_EXTRAIT DU TEXTE:_

Marie-Antoinette
de Stefan Zweig

critiqué par Miss teigne, le 29 octobre 2008
( - 43 ans)


La note:  étoiles
Chronique d'une mort annoncée
C’est sans concession que Stephan Zweig commence à brosser le portrait de l’étourdie Reine de France qu’était Marie-Antoinette. Il la décrit comme l’histoire s’en souvient : oisive, frivole et dépensière. Pourtant, Zweig y ajoute une touche d’humanité aidée par une étude psychologique intéressante du personnage.

Plutôt que de la charger de tous les maux que connaissaient la France de l’époque, Zweig nous présente une archiduchesse d’Autriche, futur dauphine de France, expatriée à 14 ans et mariée à l’inconnu qu’est pour elle le futur Louis XVI, qui s’avèrera faible, indécis, timide et maladroit.

Une longue partie consacrée à la soif des plaisirs et la frivolité d’une jeune sotte, dont les vices soigneusement entretenus ont trouvé à s’épanouir grâce à un entourage envieux et malveillant, est certes divertissante. L’instant où tout bascule n’est pas clairement défini. L’insouciance est maîtresse jusqu’à ce que les mots terribles soient prononcés : "C’est une révolte ? Non, Sire, c’est une révolution".

Enregistrements de données collectés
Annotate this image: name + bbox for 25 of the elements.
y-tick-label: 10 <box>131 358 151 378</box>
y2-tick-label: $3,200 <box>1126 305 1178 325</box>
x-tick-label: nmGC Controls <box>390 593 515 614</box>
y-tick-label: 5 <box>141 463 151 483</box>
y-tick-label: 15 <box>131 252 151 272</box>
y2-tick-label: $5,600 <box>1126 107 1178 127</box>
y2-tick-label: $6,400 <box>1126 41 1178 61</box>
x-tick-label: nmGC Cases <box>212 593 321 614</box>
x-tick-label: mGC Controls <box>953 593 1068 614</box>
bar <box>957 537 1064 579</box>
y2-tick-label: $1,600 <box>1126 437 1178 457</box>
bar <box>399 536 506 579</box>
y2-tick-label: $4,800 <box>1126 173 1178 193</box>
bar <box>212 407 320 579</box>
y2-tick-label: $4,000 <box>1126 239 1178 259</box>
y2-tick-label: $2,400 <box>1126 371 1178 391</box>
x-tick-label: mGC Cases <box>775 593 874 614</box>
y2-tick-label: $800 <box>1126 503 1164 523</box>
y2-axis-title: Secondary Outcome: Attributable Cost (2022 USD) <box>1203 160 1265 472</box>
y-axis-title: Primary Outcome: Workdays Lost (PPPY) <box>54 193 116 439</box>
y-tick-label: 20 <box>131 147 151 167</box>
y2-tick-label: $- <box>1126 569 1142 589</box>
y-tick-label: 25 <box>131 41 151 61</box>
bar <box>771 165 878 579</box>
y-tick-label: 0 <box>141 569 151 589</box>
==
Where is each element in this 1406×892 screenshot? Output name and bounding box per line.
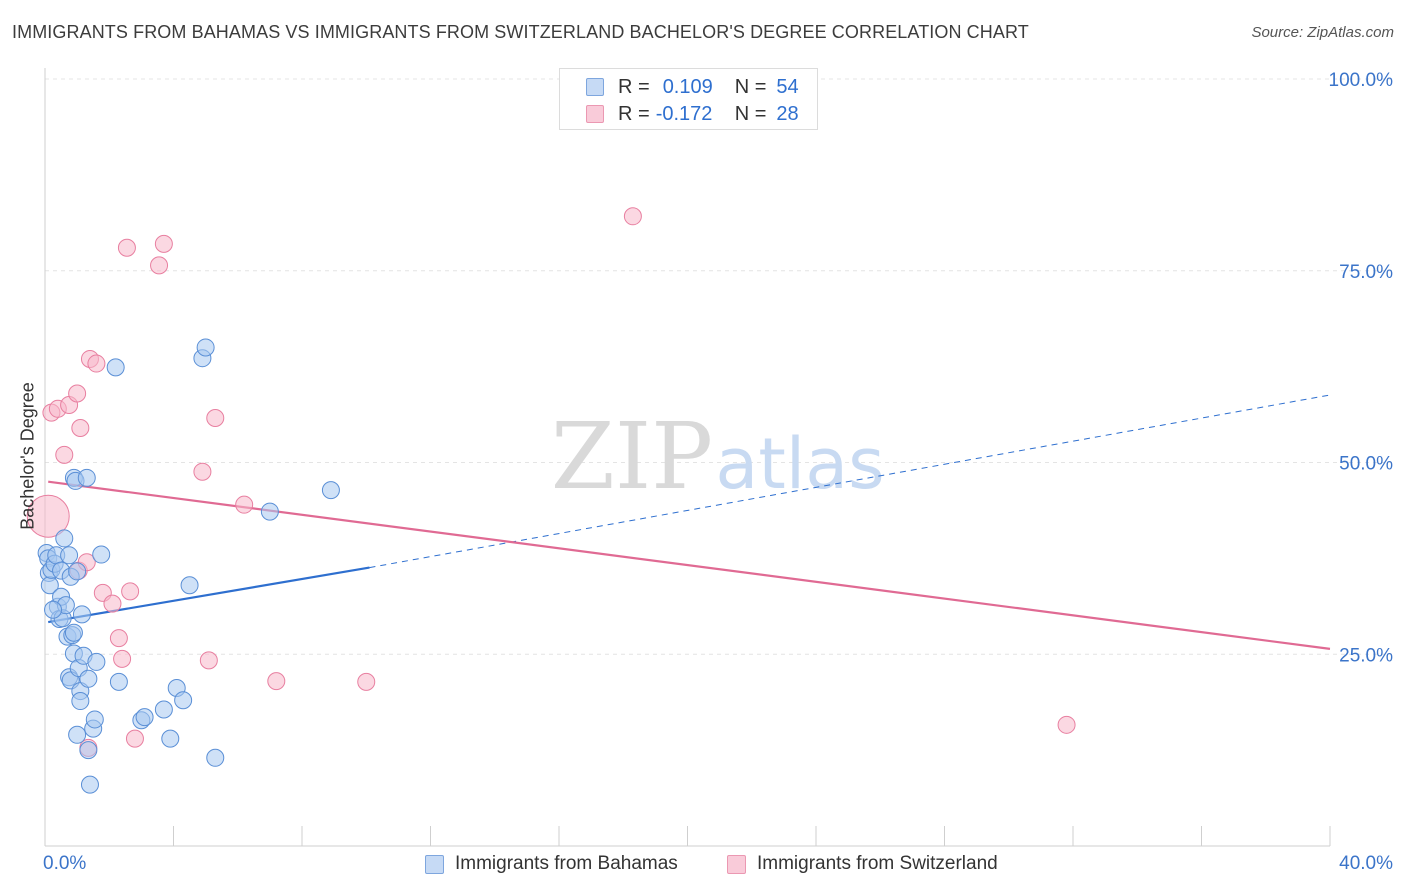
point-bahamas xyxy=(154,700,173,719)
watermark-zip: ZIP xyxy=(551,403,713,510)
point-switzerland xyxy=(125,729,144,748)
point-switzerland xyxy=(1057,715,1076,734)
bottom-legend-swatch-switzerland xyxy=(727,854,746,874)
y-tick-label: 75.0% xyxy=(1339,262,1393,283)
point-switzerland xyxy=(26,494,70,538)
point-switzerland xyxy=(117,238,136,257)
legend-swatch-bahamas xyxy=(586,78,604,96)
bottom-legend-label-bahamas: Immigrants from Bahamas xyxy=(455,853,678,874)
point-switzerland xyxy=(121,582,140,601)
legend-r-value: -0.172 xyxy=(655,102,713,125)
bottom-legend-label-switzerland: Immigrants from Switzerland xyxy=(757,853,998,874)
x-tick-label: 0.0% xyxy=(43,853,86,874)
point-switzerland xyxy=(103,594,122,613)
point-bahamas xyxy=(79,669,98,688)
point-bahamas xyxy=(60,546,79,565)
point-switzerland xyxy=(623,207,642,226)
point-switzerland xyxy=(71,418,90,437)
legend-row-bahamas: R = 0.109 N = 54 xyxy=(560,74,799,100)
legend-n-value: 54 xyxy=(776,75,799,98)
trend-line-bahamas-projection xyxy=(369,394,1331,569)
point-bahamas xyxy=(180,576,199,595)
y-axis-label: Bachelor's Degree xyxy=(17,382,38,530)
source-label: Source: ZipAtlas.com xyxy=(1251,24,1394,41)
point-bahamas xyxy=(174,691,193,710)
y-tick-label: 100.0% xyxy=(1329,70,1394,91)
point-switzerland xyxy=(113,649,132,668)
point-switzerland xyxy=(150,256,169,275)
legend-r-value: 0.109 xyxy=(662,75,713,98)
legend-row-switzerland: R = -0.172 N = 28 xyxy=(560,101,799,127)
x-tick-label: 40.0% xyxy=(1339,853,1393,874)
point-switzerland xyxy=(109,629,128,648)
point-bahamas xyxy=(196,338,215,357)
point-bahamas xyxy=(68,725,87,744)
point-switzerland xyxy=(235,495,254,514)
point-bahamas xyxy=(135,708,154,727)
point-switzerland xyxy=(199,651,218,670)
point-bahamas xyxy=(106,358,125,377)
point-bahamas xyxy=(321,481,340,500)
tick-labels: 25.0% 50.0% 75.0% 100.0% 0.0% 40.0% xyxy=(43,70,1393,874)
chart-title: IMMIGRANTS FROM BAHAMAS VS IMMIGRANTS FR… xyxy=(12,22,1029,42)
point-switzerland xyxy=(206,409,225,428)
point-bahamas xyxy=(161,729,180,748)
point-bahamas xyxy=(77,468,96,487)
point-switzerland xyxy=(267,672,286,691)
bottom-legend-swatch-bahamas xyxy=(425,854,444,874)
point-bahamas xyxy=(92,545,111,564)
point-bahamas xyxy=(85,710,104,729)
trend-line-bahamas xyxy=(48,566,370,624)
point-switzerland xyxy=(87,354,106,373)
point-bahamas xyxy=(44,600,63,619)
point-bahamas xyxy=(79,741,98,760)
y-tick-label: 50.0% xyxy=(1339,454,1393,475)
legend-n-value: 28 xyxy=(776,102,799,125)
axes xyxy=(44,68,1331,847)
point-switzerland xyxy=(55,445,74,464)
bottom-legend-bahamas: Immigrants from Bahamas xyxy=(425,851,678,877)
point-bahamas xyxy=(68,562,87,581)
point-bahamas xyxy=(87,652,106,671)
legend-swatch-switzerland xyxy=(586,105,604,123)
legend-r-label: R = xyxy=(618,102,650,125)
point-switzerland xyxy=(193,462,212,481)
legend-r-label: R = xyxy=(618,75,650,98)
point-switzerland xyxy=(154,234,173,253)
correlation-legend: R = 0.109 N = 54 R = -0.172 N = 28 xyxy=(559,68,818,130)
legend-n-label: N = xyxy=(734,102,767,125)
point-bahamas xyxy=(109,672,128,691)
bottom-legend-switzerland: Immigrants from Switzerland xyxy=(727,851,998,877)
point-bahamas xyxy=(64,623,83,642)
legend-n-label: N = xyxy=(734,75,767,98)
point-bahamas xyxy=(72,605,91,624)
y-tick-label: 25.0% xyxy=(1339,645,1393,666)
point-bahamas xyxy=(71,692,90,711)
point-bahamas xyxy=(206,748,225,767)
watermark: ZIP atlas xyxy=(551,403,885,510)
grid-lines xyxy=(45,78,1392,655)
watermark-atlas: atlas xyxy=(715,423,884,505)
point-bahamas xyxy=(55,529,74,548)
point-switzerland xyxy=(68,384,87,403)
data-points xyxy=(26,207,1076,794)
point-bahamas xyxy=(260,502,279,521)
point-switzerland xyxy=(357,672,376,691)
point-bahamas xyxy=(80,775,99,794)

_PROBLÈME À RÉSOUDRE:_
Pouvez-vous recopier mot pour mot le passage de la critique sur Marie-Antoinette qui commence par les mots contenant "critiqué par Miss" et s'achève sur "timide et maladroit." ? Les enregistrements ne sont d'aucune utilité ici.

_RÉPONSE ATTENDUE:_
critiqué par Miss teigne, le 29 octobre 2008
( - 43 ans)


La note:  étoiles
Chronique d'une mort annoncée
C’est sans concession que Stephan Zweig commence à brosser le portrait de l’étourdie Reine de France qu’était Marie-Antoinette. Il la décrit comme l’histoire s’en souvient : oisive, frivole et dépensière. Pourtant, Zweig y ajoute une touche d’humanité aidée par une étude psychologique intéressante du personnage.

Plutôt que de la charger de tous les maux que connaissaient la France de l’époque, Zweig nous présente une archiduchesse d’Autriche, futur dauphine de France, expatriée à 14 ans et mariée à l’inconnu qu’est pour elle le futur Louis XVI, qui s’avèrera faible, indécis, timide et maladroit.